The most challenging surgical step is the endoscopic microsuturing of one or both flaps. All of the reported series using the microflap technique show precise diagrams of how to suture the flaps, usually showing more than one microsuture, that in our opinion, it is truly difficult to be realistically reproduced by a moderately experienced endoscopic surgeon. The narrow space of the anterior commissure, the use of nondedicated instruments (usually curved crocodile laryngeal microforceps to hold the needle), and sometimes the need for smaller laryngoscopes for the difficult exposure of the anterior commissure makes the suture of the flaps even more difficult. In our experience, one stitch with an absorbable 6/0 vicryl suture for each flap was always sufficient to keep the flaps steady in the long term. The 6/0 vicryl was strong enough to avoid being ripped using crocodile microforceps, and the dimensions of the needle (maximum diameter of 0.33 mm, length of 8 mm, and curvature of ¼) allowed for a relatively easy, reproducible, and effective technique. Suture of the microflap was feasible in all cases in the present series, and it was considered reliable enough to stabilize the microflap. Fibrin glue has been described as a useful tool in laryngeal microsurgery to stabilize the microflap, reducing the risk of granuloma formation or defective healing [26]. The glue could be used in case of unfavorable anatomy of the larynx that could make the suture difficult or even impossible. In our previous experience (data not shown), the use of fibrin glue represented an additional cost and did not yield predictable results.

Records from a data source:
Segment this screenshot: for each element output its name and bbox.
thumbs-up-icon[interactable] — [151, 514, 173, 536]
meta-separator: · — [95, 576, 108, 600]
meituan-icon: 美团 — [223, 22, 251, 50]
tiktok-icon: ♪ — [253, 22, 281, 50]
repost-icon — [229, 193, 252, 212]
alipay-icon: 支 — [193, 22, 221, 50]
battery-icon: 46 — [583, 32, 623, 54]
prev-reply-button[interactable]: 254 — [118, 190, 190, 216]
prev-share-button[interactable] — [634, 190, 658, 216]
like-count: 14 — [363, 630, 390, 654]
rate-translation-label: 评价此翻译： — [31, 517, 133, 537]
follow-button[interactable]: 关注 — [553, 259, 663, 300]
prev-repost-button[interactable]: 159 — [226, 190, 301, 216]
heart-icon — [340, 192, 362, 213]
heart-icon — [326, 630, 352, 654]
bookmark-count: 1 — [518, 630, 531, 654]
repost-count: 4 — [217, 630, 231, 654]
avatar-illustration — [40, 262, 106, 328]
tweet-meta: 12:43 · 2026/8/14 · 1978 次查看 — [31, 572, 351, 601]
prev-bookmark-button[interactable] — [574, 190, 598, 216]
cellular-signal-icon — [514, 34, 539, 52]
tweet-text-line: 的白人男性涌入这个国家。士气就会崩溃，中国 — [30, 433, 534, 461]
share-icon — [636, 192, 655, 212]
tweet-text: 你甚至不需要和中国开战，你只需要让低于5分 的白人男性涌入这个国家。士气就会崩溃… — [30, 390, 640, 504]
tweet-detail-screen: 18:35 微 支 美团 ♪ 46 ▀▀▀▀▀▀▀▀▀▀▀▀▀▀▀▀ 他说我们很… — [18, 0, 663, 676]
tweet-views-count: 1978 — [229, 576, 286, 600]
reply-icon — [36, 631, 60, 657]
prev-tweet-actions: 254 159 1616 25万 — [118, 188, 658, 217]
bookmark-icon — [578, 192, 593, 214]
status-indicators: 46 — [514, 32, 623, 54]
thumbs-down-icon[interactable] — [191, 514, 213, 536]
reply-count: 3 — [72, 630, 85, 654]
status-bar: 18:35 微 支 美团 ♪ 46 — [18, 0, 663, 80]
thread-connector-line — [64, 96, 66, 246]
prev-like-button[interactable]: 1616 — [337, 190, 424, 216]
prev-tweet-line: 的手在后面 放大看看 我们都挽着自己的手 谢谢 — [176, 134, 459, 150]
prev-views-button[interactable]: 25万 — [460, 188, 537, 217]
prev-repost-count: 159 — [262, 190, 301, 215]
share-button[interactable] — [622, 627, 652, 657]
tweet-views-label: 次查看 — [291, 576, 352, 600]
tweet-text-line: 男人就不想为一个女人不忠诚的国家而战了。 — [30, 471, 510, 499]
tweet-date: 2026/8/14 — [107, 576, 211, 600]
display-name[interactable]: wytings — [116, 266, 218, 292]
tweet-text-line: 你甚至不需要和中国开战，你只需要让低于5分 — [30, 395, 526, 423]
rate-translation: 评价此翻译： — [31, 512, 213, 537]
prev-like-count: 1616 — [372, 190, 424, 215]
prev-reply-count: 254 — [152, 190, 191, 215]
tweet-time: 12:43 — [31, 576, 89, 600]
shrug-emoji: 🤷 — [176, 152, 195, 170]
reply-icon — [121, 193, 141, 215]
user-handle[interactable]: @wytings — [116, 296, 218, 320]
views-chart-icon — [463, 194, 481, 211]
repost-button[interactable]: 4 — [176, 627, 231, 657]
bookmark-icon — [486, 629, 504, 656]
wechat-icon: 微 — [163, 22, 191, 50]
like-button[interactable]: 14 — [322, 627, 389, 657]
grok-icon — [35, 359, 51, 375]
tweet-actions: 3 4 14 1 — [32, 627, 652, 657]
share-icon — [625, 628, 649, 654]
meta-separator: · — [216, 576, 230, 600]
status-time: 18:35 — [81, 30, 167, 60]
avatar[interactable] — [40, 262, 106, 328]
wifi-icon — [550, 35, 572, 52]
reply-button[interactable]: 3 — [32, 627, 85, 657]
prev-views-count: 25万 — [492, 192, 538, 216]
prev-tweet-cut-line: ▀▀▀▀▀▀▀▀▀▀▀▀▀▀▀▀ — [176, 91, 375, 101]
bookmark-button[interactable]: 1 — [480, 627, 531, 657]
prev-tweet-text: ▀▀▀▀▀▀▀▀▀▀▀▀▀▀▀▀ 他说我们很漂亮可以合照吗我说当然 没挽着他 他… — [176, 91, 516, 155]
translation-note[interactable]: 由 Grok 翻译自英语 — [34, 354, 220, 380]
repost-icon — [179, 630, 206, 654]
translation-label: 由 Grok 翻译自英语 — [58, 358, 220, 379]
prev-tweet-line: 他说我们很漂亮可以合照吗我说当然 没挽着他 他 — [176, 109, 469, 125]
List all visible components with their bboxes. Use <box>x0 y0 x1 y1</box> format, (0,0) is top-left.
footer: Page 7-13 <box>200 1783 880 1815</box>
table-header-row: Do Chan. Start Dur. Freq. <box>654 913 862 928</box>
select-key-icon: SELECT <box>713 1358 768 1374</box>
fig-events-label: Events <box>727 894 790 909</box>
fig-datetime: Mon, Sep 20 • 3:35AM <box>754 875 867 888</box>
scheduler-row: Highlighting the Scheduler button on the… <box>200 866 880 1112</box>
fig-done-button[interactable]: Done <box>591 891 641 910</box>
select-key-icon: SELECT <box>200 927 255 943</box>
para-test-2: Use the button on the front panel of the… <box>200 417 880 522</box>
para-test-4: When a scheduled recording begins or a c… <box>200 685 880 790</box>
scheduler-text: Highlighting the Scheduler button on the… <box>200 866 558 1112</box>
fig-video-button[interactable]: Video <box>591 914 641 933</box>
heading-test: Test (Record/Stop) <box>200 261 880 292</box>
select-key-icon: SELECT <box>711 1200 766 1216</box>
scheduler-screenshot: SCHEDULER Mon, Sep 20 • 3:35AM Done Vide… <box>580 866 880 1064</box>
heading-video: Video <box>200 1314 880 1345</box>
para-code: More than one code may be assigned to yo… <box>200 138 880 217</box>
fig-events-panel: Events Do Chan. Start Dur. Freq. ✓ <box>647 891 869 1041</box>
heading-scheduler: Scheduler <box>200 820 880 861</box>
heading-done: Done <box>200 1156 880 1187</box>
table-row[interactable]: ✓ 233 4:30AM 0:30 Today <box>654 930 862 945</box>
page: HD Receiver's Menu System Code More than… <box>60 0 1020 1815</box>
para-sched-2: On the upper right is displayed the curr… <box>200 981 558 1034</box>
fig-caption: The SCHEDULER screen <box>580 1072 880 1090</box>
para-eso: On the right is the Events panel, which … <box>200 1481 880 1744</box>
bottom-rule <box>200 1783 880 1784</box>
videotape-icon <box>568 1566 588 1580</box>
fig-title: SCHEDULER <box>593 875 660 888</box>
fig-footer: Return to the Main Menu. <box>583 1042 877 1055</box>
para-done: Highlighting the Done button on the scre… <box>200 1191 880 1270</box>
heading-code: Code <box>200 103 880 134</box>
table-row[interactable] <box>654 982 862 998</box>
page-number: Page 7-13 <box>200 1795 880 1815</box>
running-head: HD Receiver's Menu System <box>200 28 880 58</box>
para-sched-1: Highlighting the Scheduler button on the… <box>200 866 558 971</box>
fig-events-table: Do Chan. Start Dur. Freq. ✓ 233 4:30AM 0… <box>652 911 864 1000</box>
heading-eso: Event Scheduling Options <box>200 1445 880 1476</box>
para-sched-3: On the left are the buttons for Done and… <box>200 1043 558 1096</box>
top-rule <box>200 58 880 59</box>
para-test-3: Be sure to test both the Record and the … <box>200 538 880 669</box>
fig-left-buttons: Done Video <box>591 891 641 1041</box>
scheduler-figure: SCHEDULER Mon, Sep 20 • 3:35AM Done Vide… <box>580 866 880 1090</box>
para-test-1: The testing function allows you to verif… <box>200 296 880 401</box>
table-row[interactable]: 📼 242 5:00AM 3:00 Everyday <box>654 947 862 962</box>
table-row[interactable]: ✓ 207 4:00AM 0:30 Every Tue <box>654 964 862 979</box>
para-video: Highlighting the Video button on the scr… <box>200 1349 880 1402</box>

WORK INSTRUCTION >> Please translate this sentence from the text on suturing laryngeal microflaps into Spanish: "The glue could be used in case of unfavorable anatomy of the larynx that could make the suture difficult or even impossible."

OUTPUT >> El pegamento podría utilizarse en caso de una anatomía desfavorable de la laringe que pudiera dificultar la sutura o incluso hacerla imposible.